__What you have to do__. Check every line for the word "Home" and state how many lines have it. Reply with the number alone.

[Stored data entries]

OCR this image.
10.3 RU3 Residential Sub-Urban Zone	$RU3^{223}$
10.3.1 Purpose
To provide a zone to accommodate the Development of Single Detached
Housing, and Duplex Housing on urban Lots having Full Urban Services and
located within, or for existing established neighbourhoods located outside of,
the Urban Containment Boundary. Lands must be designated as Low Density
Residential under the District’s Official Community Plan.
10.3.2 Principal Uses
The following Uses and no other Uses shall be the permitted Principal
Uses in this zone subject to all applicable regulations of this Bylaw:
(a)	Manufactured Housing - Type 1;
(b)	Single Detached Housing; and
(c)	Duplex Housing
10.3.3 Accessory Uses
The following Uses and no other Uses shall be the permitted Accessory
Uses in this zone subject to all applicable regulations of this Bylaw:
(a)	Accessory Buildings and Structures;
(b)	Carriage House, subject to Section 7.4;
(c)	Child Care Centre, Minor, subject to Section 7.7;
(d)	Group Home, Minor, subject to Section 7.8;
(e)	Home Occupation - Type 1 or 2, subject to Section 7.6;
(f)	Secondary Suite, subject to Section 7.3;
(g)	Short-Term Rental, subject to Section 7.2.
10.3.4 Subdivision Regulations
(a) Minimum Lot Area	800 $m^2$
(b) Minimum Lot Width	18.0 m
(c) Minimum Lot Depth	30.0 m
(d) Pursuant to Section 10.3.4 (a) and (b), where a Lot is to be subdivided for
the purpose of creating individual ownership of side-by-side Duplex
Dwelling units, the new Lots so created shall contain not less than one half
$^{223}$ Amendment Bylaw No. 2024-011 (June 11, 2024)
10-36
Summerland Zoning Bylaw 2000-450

__Written answer__. 2